▸ Requirement:
Transcribe all of the records precisely as they are presented.

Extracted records
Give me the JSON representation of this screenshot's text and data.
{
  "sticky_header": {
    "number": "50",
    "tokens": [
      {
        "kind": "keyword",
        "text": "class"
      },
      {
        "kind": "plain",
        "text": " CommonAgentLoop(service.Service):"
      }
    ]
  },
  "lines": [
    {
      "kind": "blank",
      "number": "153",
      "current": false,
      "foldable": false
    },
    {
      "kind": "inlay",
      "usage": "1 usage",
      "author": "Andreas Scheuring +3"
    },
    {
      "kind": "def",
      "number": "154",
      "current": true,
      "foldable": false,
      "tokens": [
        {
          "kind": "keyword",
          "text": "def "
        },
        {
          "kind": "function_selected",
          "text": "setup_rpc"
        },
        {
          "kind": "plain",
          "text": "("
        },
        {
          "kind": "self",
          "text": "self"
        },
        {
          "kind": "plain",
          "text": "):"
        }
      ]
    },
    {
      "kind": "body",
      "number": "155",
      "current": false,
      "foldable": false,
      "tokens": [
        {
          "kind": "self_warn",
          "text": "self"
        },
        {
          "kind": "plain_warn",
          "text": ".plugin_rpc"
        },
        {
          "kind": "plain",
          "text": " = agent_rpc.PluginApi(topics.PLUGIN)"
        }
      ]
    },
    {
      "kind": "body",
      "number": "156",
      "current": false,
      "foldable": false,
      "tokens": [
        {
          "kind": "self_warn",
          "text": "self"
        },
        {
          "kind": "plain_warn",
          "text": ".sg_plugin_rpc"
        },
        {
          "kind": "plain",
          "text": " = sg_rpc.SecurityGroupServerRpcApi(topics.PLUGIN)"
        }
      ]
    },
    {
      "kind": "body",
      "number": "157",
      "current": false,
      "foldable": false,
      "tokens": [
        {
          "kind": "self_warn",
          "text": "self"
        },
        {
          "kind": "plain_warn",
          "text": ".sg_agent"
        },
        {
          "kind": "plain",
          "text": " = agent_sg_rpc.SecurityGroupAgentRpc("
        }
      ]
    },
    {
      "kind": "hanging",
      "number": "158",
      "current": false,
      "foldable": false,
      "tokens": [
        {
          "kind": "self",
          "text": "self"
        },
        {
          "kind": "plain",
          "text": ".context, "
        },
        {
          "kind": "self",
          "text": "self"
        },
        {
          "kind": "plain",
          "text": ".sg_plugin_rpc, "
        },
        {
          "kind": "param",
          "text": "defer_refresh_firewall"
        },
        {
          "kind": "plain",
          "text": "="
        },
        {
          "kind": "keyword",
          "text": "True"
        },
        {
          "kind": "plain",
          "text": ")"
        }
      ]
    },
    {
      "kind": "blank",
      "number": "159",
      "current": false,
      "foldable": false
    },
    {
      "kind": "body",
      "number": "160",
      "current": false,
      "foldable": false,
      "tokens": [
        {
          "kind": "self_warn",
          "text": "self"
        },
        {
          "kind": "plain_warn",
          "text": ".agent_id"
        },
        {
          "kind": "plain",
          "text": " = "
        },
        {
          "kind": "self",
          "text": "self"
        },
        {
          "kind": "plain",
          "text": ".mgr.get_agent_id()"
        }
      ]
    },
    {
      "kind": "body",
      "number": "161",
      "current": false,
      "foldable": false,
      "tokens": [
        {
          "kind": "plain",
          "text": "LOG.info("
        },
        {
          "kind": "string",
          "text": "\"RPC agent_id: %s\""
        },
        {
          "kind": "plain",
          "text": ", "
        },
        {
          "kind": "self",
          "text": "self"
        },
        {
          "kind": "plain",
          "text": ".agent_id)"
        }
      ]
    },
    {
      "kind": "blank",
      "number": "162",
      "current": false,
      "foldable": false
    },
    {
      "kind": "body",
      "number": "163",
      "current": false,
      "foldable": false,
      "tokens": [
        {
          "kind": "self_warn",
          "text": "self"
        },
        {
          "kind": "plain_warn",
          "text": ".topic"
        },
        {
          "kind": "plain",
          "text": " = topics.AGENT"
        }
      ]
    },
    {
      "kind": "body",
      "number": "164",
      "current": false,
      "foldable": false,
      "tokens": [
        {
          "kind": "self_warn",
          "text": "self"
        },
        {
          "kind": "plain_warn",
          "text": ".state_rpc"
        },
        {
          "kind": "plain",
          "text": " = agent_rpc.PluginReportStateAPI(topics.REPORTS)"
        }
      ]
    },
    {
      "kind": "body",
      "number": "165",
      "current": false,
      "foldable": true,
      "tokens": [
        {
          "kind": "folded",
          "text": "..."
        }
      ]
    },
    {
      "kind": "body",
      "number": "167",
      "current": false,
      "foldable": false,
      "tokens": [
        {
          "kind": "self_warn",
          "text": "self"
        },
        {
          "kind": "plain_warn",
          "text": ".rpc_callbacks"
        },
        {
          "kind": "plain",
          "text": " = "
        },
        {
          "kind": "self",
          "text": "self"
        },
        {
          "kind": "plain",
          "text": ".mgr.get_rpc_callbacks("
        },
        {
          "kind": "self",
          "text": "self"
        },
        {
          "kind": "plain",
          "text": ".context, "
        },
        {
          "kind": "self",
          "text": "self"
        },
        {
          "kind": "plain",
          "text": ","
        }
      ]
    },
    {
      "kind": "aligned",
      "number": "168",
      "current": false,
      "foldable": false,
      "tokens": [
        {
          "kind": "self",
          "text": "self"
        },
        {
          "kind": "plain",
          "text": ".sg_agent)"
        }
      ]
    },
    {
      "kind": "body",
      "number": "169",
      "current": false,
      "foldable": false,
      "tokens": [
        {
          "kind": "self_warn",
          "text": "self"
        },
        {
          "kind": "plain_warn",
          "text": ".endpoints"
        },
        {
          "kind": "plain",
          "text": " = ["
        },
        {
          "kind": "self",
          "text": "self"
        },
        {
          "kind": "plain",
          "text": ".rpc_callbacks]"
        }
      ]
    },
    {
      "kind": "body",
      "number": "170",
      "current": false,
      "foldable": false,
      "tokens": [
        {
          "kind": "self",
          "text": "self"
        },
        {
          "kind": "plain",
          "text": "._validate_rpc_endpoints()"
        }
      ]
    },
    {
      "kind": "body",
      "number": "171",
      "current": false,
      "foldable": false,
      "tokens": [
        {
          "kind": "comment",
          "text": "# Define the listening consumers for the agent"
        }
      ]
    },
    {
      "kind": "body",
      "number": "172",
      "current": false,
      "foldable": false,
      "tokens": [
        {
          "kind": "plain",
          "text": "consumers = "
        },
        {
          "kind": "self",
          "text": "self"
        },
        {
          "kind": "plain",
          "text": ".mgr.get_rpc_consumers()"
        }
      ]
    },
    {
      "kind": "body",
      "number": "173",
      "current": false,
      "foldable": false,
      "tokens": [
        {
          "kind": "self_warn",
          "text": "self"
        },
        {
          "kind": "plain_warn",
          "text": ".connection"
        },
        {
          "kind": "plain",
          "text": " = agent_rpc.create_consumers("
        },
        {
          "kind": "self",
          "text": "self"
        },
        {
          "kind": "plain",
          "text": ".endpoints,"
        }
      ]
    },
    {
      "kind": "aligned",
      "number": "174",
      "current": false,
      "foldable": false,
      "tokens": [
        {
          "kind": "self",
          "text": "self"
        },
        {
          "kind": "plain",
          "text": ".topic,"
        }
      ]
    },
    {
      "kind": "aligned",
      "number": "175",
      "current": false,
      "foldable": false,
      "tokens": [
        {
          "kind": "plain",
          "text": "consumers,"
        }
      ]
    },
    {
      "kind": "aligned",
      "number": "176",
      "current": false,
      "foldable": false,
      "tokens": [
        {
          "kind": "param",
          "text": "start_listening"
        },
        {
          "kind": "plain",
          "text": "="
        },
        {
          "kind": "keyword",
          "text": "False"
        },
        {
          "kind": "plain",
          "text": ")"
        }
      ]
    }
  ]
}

▸ Exercise answer:
Give me the JSON representation of this screenshot's text and data.
{
  "sticky_header": {
    "number": "50",
    "tokens": [
      {
        "kind": "keyword",
        "text": "class"
      },
      {
        "kind": "plain",
        "text": " CommonAgentLoop(service.Service):"
      }
    ]
  },
  "lines": [
    {
      "kind": "blank",
      "number": "153",
      "current": false,
      "foldable": false
    },
    {
      "kind": "inlay",
      "usage": "1 usage",
      "author": "Andreas Scheuring +3"
    },
    {
      "kind": "def",
      "number": "154",
      "current": true,
      "foldable": false,
      "tokens": [
        {
          "kind": "keyword",
          "text": "def "
        },
        {
          "kind": "function_selected",
          "text": "setup_rpc"
        },
        {
          "kind": "plain",
          "text": "("
        },
        {
          "kind": "self",
          "text": "self"
        },
        {
          "kind": "plain",
          "text": "):"
        }
      ]
    },
    {
      "kind": "body",
      "number": "155",
      "current": false,
      "foldable": false,
      "tokens": [
        {
          "kind": "self_warn",
          "text": "self"
        },
        {
          "kind": "plain_warn",
          "text": ".plugin_rpc"
        },
        {
          "kind": "plain",
          "text": " = agent_rpc.PluginApi(topics.PLUGIN)"
        }
      ]
    },
    {
      "kind": "body",
      "number": "156",
      "current": false,
      "foldable": false,
      "tokens": [
        {
          "kind": "self_warn",
          "text": "self"
        },
        {
          "kind": "plain_warn",
          "text": ".sg_plugin_rpc"
        },
        {
          "kind": "plain",
          "text": " = sg_rpc.SecurityGroupServerRpcApi(topics.PLUGIN)"
        }
      ]
    },
    {
      "kind": "body",
      "number": "157",
      "current": false,
      "foldable": false,
      "tokens": [
        {
          "kind": "self_warn",
          "text": "self"
        },
        {
          "kind": "plain_warn",
          "text": ".sg_agent"
        },
        {
          "kind": "plain",
          "text": " = agent_sg_rpc.SecurityGroupAgentRpc("
        }
      ]
    },
    {
      "kind": "hanging",
      "number": "158",
      "current": false,
      "foldable": false,
      "tokens": [
        {
          "kind": "self",
          "text": "self"
        },
        {
          "kind": "plain",
          "text": ".context, "
        },
        {
          "kind": "self",
          "text": "self"
        },
        {
          "kind": "plain",
          "text": ".sg_plugin_rpc, "
        },
        {
          "kind": "param",
          "text": "defer_refresh_firewall"
        },
        {
          "kind": "plain",
          "text": "="
        },
        {
          "kind": "keyword",
          "text": "True"
        },
        {
          "kind": "plain",
          "text": ")"
        }
      ]
    },
    {
      "kind": "blank",
      "number": "159",
      "current": false,
      "foldable": false
    },
    {
      "kind": "body",
      "number": "160",
      "current": false,
      "foldable": false,
      "tokens": [
        {
          "kind": "self_warn",
          "text": "self"
        },
        {
          "kind": "plain_warn",
          "text": ".agent_id"
        },
        {
          "kind": "plain",
          "text": " = "
        },
        {
          "kind": "self",
          "text": "self"
        },
        {
          "kind": "plain",
          "text": ".mgr.get_agent_id()"
        }
      ]
    },
    {
      "kind": "body",
      "number": "161",
      "current": false,
      "foldable": false,
      "tokens": [
        {
          "kind": "plain",
          "text": "LOG.info("
        },
        {
          "kind": "string",
          "text": "\"RPC agent_id: %s\""
        },
        {
          "kind": "plain",
          "text": ", "
        },
        {
          "kind": "self",
          "text": "self"
        },
        {
          "kind": "plain",
          "text": ".agent_id)"
        }
      ]
    },
    {
      "kind": "blank",
      "number": "162",
      "current": false,
      "foldable": false
    },
    {
      "kind": "body",
      "number": "163",
      "current": false,
      "foldable": false,
      "tokens": [
        {
          "kind": "self_warn",
          "text": "self"
        },
        {
          "kind": "plain_warn",
          "text": ".topic"
        },
        {
          "kind": "plain",
          "text": " = topics.AGENT"
        }
      ]
    },
    {
      "kind": "body",
      "number": "164",
      "current": false,
      "foldable": false,
      "tokens": [
        {
          "kind": "self_warn",
          "text": "self"
        },
        {
          "kind": "plain_warn",
          "text": ".state_rpc"
        },
        {
          "kind": "plain",
          "text": " = agent_rpc.PluginReportStateAPI(topics.REPORTS)"
        }
      ]
    },
    {
      "kind": "body",
      "number": "165",
      "current": false,
      "foldable": true,
      "tokens": [
        {
          "kind": "folded",
          "text": "..."
        }
      ]
    },
    {
      "kind": "body",
      "number": "167",
      "current": false,
      "foldable": false,
      "tokens": [
        {
          "kind": "self_warn",
          "text": "self"
        },
        {
          "kind": "plain_warn",
          "text": ".rpc_callbacks"
        },
        {
          "kind": "plain",
          "text": " = "
        },
        {
          "kind": "self",
          "text": "self"
        },
        {
          "kind": "plain",
          "text": ".mgr.get_rpc_callbacks("
        },
        {
          "kind": "self",
          "text": "self"
        },
        {
          "kind": "plain",
          "text": ".context, "
        },
        {
          "kind": "self",
          "text": "self"
        },
        {
          "kind": "plain",
          "text": ","
        }
      ]
    },
    {
      "kind": "aligned",
      "number": "168",
      "current": false,
      "foldable": false,
      "tokens": [
        {
          "kind": "self",
          "text": "self"
        },
        {
          "kind": "plain",
          "text": ".sg_agent)"
        }
      ]
    },
    {
      "kind": "body",
      "number": "169",
      "current": false,
      "foldable": false,
      "tokens": [
        {
          "kind": "self_warn",
          "text": "self"
        },
        {
          "kind": "plain_warn",
          "text": ".endpoints"
        },
        {
          "kind": "plain",
          "text": " = ["
        },
        {
          "kind": "self",
          "text": "self"
        },
        {
          "kind": "plain",
          "text": ".rpc_callbacks]"
        }
      ]
    },
    {
      "kind": "body",
      "number": "170",
      "current": false,
      "foldable": false,
      "tokens": [
        {
          "kind": "self",
          "text": "self"
        },
        {
          "kind": "plain",
          "text": "._validate_rpc_endpoints()"
        }
      ]
    },
    {
      "kind": "body",
      "number": "171",
      "current": false,
      "foldable": false,
      "tokens": [
        {
          "kind": "comment",
          "text": "# Define the listening consumers for the agent"
        }
      ]
    },
    {
      "kind": "body",
      "number": "172",
      "current": false,
      "foldable": false,
      "tokens": [
        {
          "kind": "plain",
          "text": "consumers = "
        },
        {
          "kind": "self",
          "text": "self"
        },
        {
          "kind": "plain",
          "text": ".mgr.get_rpc_consumers()"
        }
      ]
    },
    {
      "kind": "body",
      "number": "173",
      "current": false,
      "foldable": false,
      "tokens": [
        {
          "kind": "self_warn",
          "text": "self"
        },
        {
          "kind": "plain_warn",
          "text": ".connection"
        },
        {
          "kind": "plain",
          "text": " = agent_rpc.create_consumers("
        },
        {
          "kind": "self",
          "text": "self"
        },
        {
          "kind": "plain",
          "text": ".endpoints,"
        }
      ]
    },
    {
      "kind": "aligned",
      "number": "174",
      "current": false,
      "foldable": false,
      "tokens": [
        {
          "kind": "self",
          "text": "self"
        },
        {
          "kind": "plain",
          "text": ".topic,"
        }
      ]
    },
    {
      "kind": "aligned",
      "number": "175",
      "current": false,
      "foldable": false,
      "tokens": [
        {
          "kind": "plain",
          "text": "consumers,"
        }
      ]
    },
    {
      "kind": "aligned",
      "number": "176",
      "current": false,
      "foldable": false,
      "tokens": [
        {
          "kind": "param",
          "text": "start_listening"
        },
        {
          "kind": "plain",
          "text": "="
        },
        {
          "kind": "keyword",
          "text": "False"
        },
        {
          "kind": "plain",
          "text": ")"
        }
      ]
    }
  ]
}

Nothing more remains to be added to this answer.